● **EXERCISE AIM**
Return all lines in the material below that contain "решения".

● **Data entries**

-.-.-

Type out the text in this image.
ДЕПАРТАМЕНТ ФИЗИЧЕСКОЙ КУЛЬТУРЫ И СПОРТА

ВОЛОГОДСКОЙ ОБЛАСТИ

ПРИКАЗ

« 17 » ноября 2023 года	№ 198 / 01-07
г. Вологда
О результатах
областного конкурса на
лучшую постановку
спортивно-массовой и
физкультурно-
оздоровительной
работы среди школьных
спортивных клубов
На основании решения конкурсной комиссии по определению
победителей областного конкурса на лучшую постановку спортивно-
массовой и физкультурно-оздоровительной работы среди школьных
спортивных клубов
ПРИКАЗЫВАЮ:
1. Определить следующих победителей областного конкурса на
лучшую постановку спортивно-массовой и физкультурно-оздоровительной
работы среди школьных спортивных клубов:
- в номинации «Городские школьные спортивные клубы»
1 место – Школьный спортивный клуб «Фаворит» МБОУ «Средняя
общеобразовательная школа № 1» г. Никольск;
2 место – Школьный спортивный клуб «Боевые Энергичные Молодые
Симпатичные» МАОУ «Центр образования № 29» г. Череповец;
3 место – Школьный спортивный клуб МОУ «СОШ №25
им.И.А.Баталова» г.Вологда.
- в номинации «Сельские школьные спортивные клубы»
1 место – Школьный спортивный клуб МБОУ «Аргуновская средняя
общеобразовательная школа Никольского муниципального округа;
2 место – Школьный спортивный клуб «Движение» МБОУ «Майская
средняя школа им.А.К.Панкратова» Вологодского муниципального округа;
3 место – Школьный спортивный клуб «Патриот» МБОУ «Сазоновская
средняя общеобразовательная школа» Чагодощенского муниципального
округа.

-.-.-

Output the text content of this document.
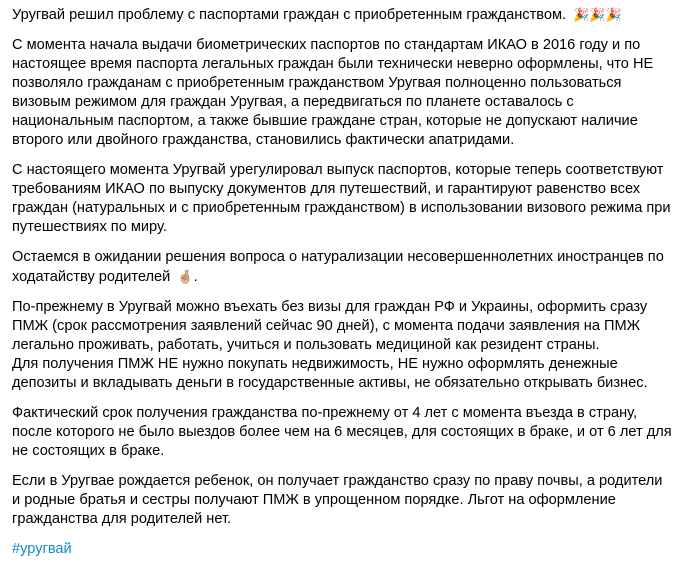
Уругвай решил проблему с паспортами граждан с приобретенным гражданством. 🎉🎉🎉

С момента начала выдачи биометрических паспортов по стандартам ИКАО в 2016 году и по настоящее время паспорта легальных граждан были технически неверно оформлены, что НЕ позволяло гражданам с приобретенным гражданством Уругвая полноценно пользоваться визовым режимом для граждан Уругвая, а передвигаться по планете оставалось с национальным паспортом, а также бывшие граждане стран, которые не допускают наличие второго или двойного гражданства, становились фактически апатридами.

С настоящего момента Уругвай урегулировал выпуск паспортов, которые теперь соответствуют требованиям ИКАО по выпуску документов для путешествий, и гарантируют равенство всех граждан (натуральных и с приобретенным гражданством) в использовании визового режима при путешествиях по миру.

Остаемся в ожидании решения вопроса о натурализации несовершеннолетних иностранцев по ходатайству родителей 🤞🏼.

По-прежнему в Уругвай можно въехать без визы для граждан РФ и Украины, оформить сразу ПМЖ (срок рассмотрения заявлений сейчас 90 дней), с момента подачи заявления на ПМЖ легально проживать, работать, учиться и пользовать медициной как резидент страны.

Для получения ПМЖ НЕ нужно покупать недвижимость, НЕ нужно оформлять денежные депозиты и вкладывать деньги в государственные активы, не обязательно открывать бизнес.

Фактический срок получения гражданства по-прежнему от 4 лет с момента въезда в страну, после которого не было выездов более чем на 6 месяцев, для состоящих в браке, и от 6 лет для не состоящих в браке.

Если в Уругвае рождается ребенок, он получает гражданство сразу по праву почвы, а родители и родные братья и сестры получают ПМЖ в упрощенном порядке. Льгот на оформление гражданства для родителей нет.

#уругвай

-.-.-

● **FINAL RESULT**
На основании решения конкурсной комиссии по определению
Остаемся в ожидании решения вопроса о натурализации несовершеннолетних иностранцев по ходатайству родителей 🤞🏼.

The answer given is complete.